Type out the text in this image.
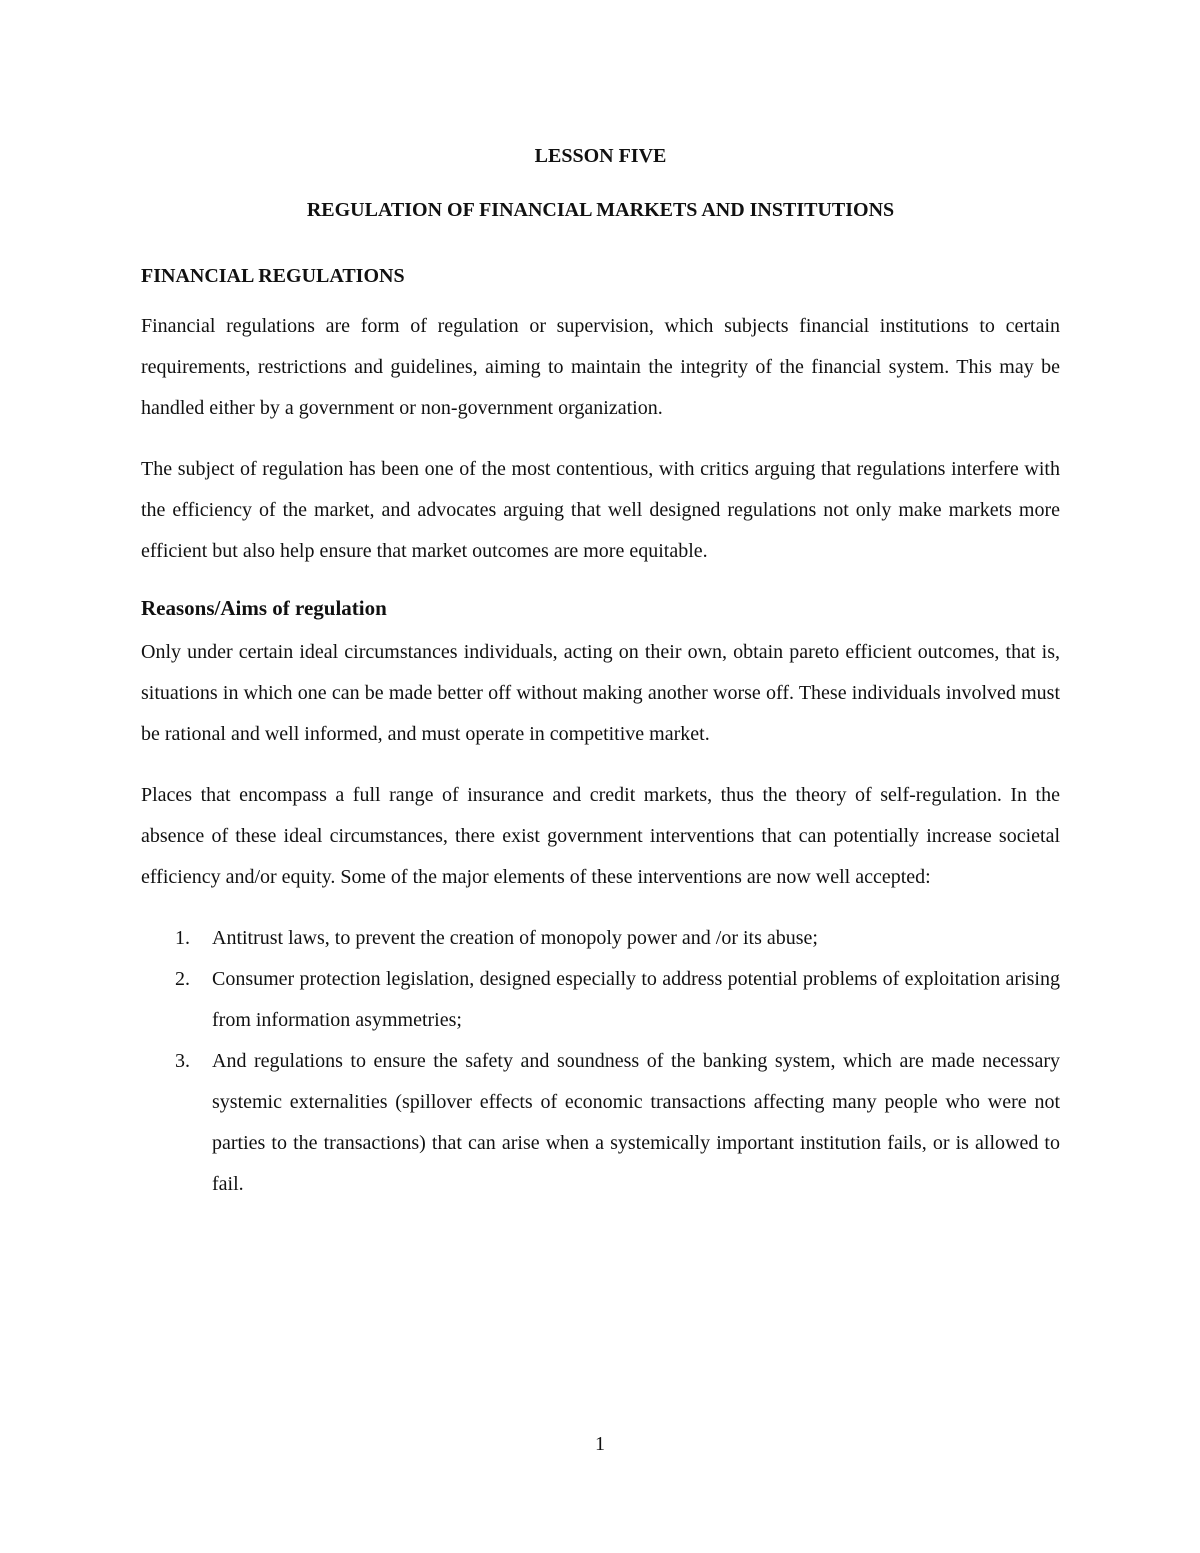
LESSON FIVE
REGULATION OF FINANCIAL MARKETS AND INSTITUTIONS
FINANCIAL REGULATIONS

Financial regulations are form of regulation or supervision, which subjects financial institutions to certain requirements, restrictions and guidelines, aiming to maintain the integrity of the financial system. This may be handled either by a government or non-government organization.

The subject of regulation has been one of the most contentious, with critics arguing that regulations interfere with the efficiency of the market, and advocates arguing that well designed regulations not only make markets more efficient but also help ensure that market outcomes are more equitable.

Reasons/Aims of regulation

Only under certain ideal circumstances individuals, acting on their own, obtain pareto efficient outcomes, that is, situations in which one can be made better off without making another worse off. These individuals involved must be rational and well informed, and must operate in competitive market.

Places that encompass a full range of insurance and credit markets, thus the theory of self-regulation. In the absence of these ideal circumstances, there exist government interventions that can potentially increase societal efficiency and/or equity. Some of the major elements of these interventions are now well accepted:

1. Antitrust laws, to prevent the creation of monopoly power and /or its abuse;
2. Consumer protection legislation, designed especially to address potential problems of exploitation arising from information asymmetries;
3. And regulations to ensure the safety and soundness of the banking system, which are made necessary systemic externalities (spillover effects of economic transactions affecting many people who were not parties to the transactions) that can arise when a systemically important institution fails, or is allowed to fail.
1
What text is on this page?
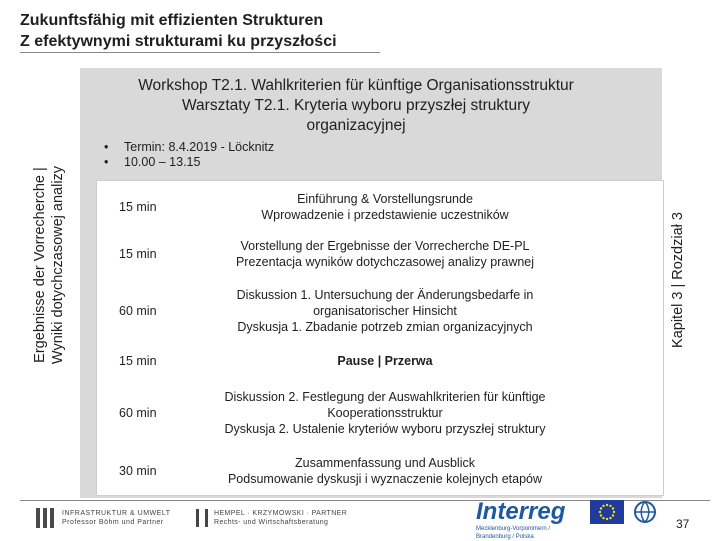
Zukunftsfähig mit effizienten Strukturen
Z efektywnymi strukturami ku przyszłości
Ergebnisse der Vorrecherche | Wyniki dotychczasowej analizy	Kapitel 3 | Rozdział 3
Workshop T2.1. Wahlkriterien für künftige Organisationsstruktur
Warsztaty T2.1. Kryteria wyboru przyszłej struktury
organizacyjnej
• Termin: 8.4.2019 - Löcknitz
• 10.00 – 13.15
15 min
Einführung & Vorstellungsrunde
Wprowadzenie i przedstawienie uczestników
15 min
Vorstellung der Ergebnisse der Vorrecherche DE-PL
Prezentacja wyników dotychczasowej analizy prawnej
60 min
Diskussion 1. Untersuchung der Änderungsbedarfe in
organisatorischer Hinsicht
Dyskusja 1. Zbadanie potrzeb zmian organizacyjnych
15 min	Pause | Przerwa
60 min
Diskussion 2. Festlegung der Auswahlkriterien für künftige
Kooperationsstruktur
Dyskusja 2. Ustalenie kryteriów wyboru przyszłej struktury
30 min
Zusammenfassung und Ausblick
Podsumowanie dyskusji i wyznaczenie kolejnych etapów
INFRASTRUKTUR & UMWELT
Professor Böhm und Partner
HEMPEL · KRZYMOWSKI · PARTNER
Rechts- und Wirtschaftsberatung	Interreg
Mecklenburg-Vorpommern / Brandenburg / Polska
37
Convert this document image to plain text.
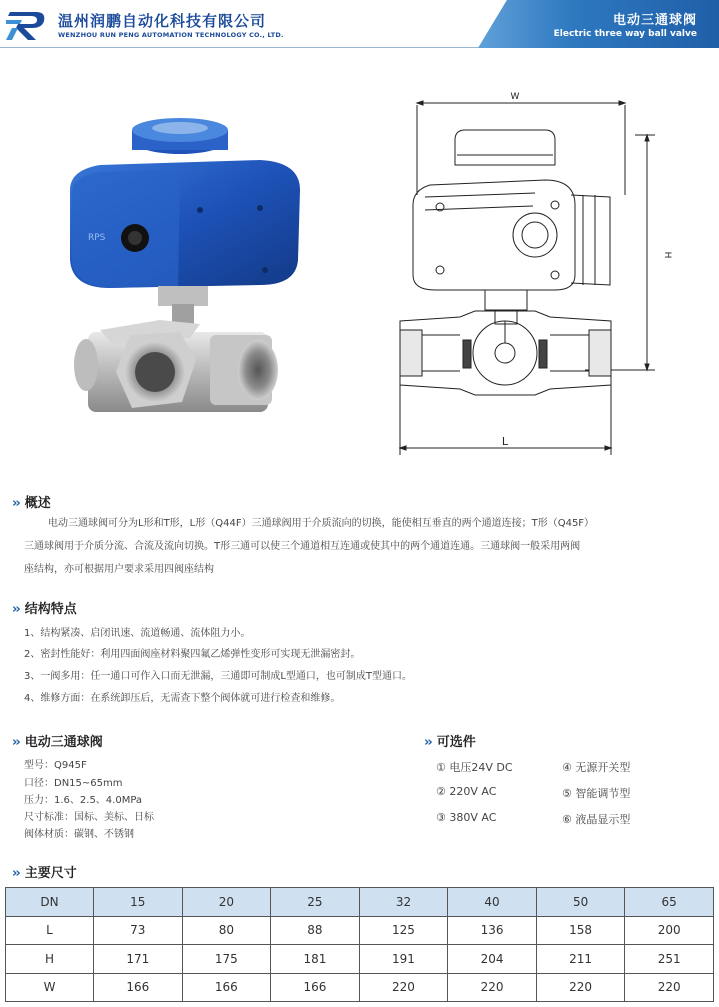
温州润鹏自动化科技有限公司
WENZHOU RUN PENG AUTOMATION TECHNOLOGY CO., LTD.
电动三通球阀
Electric three way ball valve
RPS
W
H
L
›› 概述
电动三通球阀可分为L形和T形，L形（Q44F）三通球阀用于介质流向的切换，能使相互垂直的两个通道连接；T形（Q45F）
三通球阀用于介质分流、合流及流向切换。T形三通可以使三个通道相互连通或使其中的两个通道连通。三通球阀一般采用两阀
座结构，亦可根据用户要求采用四阀座结构
›› 结构特点
1、结构紧凑、启闭讯速、流道畅通、流体阻力小。
2、密封性能好：利用四面阀座材料聚四氟乙烯弹性变形可实现无泄漏密封。
3、一阀多用：任一通口可作入口而无泄漏，三通即可制成L型通口，也可制成T型通口。
4、维修方面：在系统卸压后，无需查下整个阀体就可进行检查和维修。
›› 电动三通球阀
型号：Q945F
口径：DN15~65mm
压力：1.6、2.5、4.0MPa
尺寸标准：国标、美标、日标
阀体材质：碳钢、不锈钢
›› 可选件
① 电压24V DC	④ 无源开关型
② 220V AC	⑤ 智能调节型
③ 380V AC	⑥ 液晶显示型
›› 主要尺寸
DN	15	20	25	32	40	50	65
L	73	80	88	125	136	158	200
H	171	175	181	191	204	211	251
W	166	166	166	220	220	220	220
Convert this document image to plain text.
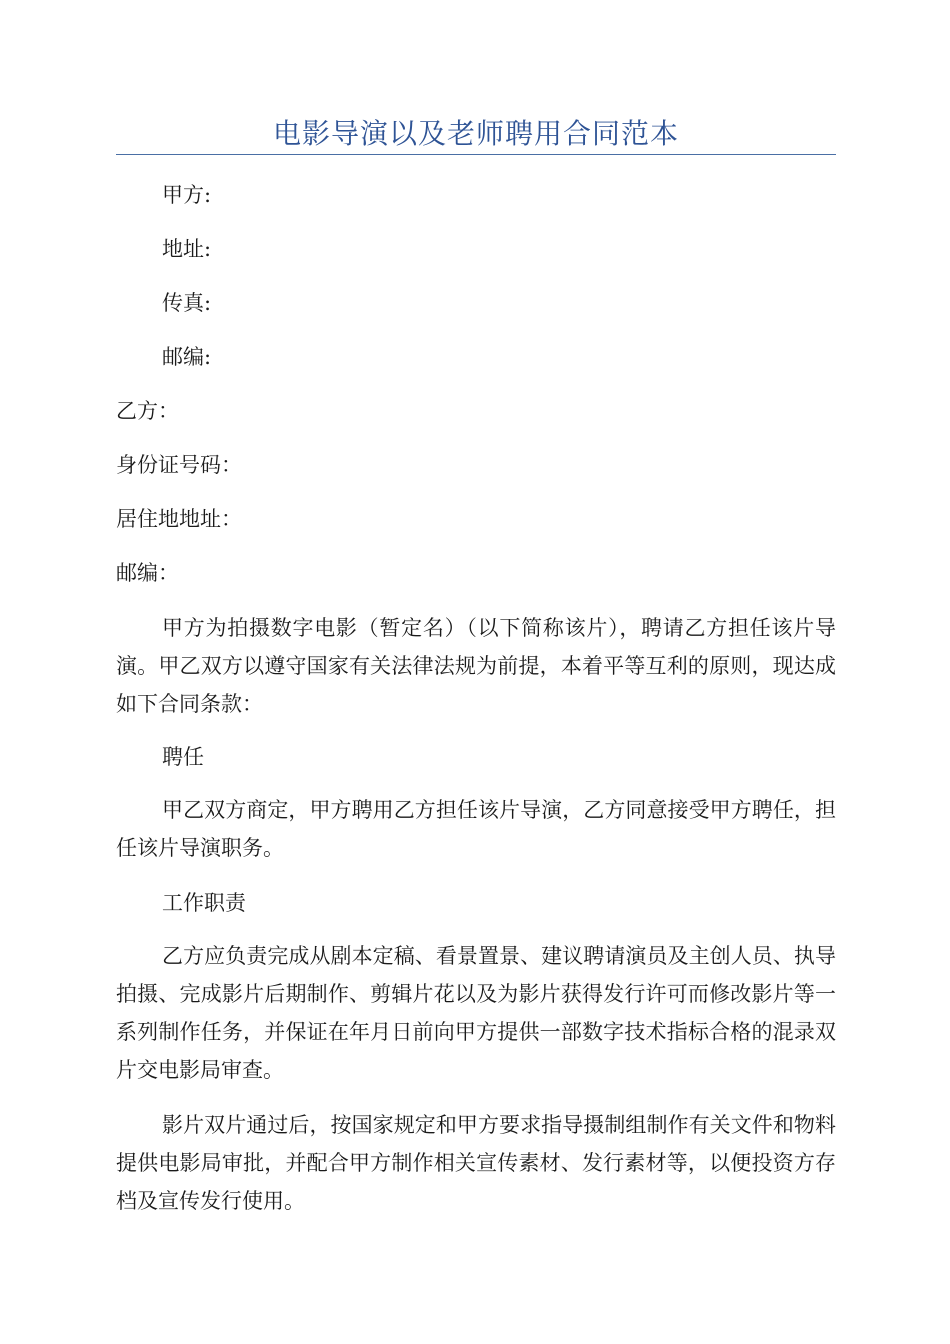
电影导演以及老师聘用合同范本

甲方:

地址:

传真:

邮编:

乙方：

身份证号码：

居住地地址：

邮编：

甲方为拍摄数字电影（暂定名）（以下简称该片），聘请乙方担任该片导演。甲乙双方以遵守国家有关法律法规为前提，本着平等互利的原则，现达成如下合同条款：

聘任

甲乙双方商定，甲方聘用乙方担任该片导演，乙方同意接受甲方聘任，担任该片导演职务。

工作职责

乙方应负责完成从剧本定稿、看景置景、建议聘请演员及主创人员、执导拍摄、完成影片后期制作、剪辑片花以及为影片获得发行许可而修改影片等一系列制作任务，并保证在年月日前向甲方提供一部数字技术指标合格的混录双片交电影局审查。

影片双片通过后，按国家规定和甲方要求指导摄制组制作有关文件和物料提供电影局审批，并配合甲方制作相关宣传素材、发行素材等，以便投资方存档及宣传发行使用。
====
#### Prompt
Skipping the pictures, transcribe each line above exactly as it appears.

#### Problem solution
Type out the text in this image.
LESSON FIVE
REGULATION OF FINANCIAL MARKETS AND INSTITUTIONS
FINANCIAL REGULATIONS

Financial regulations are form of regulation or supervision, which subjects financial institutions to certain requirements, restrictions and guidelines, aiming to maintain the integrity of the financial system. This may be handled either by a government or non-government organization.

The subject of regulation has been one of the most contentious, with critics arguing that regulations interfere with the efficiency of the market, and advocates arguing that well designed regulations not only make markets more efficient but also help ensure that market outcomes are more equitable.

Reasons/Aims of regulation

Only under certain ideal circumstances individuals, acting on their own, obtain pareto efficient outcomes, that is, situations in which one can be made better off without making another worse off. These individuals involved must be rational and well informed, and must operate in competitive market.

Places that encompass a full range of insurance and credit markets, thus the theory of self-regulation. In the absence of these ideal circumstances, there exist government interventions that can potentially increase societal efficiency and/or equity. Some of the major elements of these interventions are now well accepted:

1. Antitrust laws, to prevent the creation of monopoly power and /or its abuse;
2. Consumer protection legislation, designed especially to address potential problems of exploitation arising from information asymmetries;
3. And regulations to ensure the safety and soundness of the banking system, which are made necessary systemic externalities (spillover effects of economic transactions affecting many people who were not parties to the transactions) that can arise when a systemically important institution fails, or is allowed to fail.
1
What text is on this page?
Zukunftsfähig mit effizienten Strukturen
Z efektywnymi strukturami ku przyszłości
Ergebnisse der Vorrecherche | Wyniki dotychczasowej analizy	Kapitel 3 | Rozdział 3
Workshop T2.1. Wahlkriterien für künftige Organisationsstruktur
Warsztaty T2.1. Kryteria wyboru przyszłej struktury
organizacyjnej
• Termin: 8.4.2019 - Löcknitz
• 10.00 – 13.15
15 min
Einführung & Vorstellungsrunde
Wprowadzenie i przedstawienie uczestników
15 min
Vorstellung der Ergebnisse der Vorrecherche DE-PL
Prezentacja wyników dotychczasowej analizy prawnej
60 min
Diskussion 1. Untersuchung der Änderungsbedarfe in
organisatorischer Hinsicht
Dyskusja 1. Zbadanie potrzeb zmian organizacyjnych
15 min	Pause | Przerwa
60 min
Diskussion 2. Festlegung der Auswahlkriterien für künftige
Kooperationsstruktur
Dyskusja 2. Ustalenie kryteriów wyboru przyszłej struktury
30 min
Zusammenfassung und Ausblick
Podsumowanie dyskusji i wyznaczenie kolejnych etapów
INFRASTRUKTUR & UMWELT
Professor Böhm und Partner
HEMPEL · KRZYMOWSKI · PARTNER
Rechts- und Wirtschaftsberatung	Interreg
Mecklenburg-Vorpommern / Brandenburg / Polska
37
Convert this document image to plain text.
温州润鹏自动化科技有限公司
WENZHOU RUN PENG AUTOMATION TECHNOLOGY CO., LTD.
电动三通球阀
Electric three way ball valve
RPS
W
H
L
›› 概述
电动三通球阀可分为L形和T形，L形（Q44F）三通球阀用于介质流向的切换，能使相互垂直的两个通道连接；T形（Q45F）
三通球阀用于介质分流、合流及流向切换。T形三通可以使三个通道相互连通或使其中的两个通道连通。三通球阀一般采用两阀
座结构，亦可根据用户要求采用四阀座结构
›› 结构特点
1、结构紧凑、启闭讯速、流道畅通、流体阻力小。
2、密封性能好：利用四面阀座材料聚四氟乙烯弹性变形可实现无泄漏密封。
3、一阀多用：任一通口可作入口而无泄漏，三通即可制成L型通口，也可制成T型通口。
4、维修方面：在系统卸压后，无需查下整个阀体就可进行检查和维修。
›› 电动三通球阀
型号：Q945F
口径：DN15~65mm
压力：1.6、2.5、4.0MPa
尺寸标准：国标、美标、日标
阀体材质：碳钢、不锈钢
›› 可选件
① 电压24V DC	④ 无源开关型
② 220V AC	⑤ 智能调节型
③ 380V AC	⑥ 液晶显示型
›› 主要尺寸
DN	15	20	25	32	40	50	65
L	73	80	88	125	136	158	200
H	171	175	181	191	204	211	251
W	166	166	166	220	220	220	220
Convert this document image to plain text.
电影导演以及老师聘用合同范本

甲方:

地址:

传真:

邮编:

乙方：

身份证号码：

居住地地址：

邮编：

甲方为拍摄数字电影（暂定名）（以下简称该片），聘请乙方担任该片导演。甲乙双方以遵守国家有关法律法规为前提，本着平等互利的原则，现达成如下合同条款：

聘任

甲乙双方商定，甲方聘用乙方担任该片导演，乙方同意接受甲方聘任，担任该片导演职务。

工作职责

乙方应负责完成从剧本定稿、看景置景、建议聘请演员及主创人员、执导拍摄、完成影片后期制作、剪辑片花以及为影片获得发行许可而修改影片等一系列制作任务，并保证在年月日前向甲方提供一部数字技术指标合格的混录双片交电影局审查。

影片双片通过后，按国家规定和甲方要求指导摄制组制作有关文件和物料提供电影局审批，并配合甲方制作相关宣传素材、发行素材等，以便投资方存档及宣传发行使用。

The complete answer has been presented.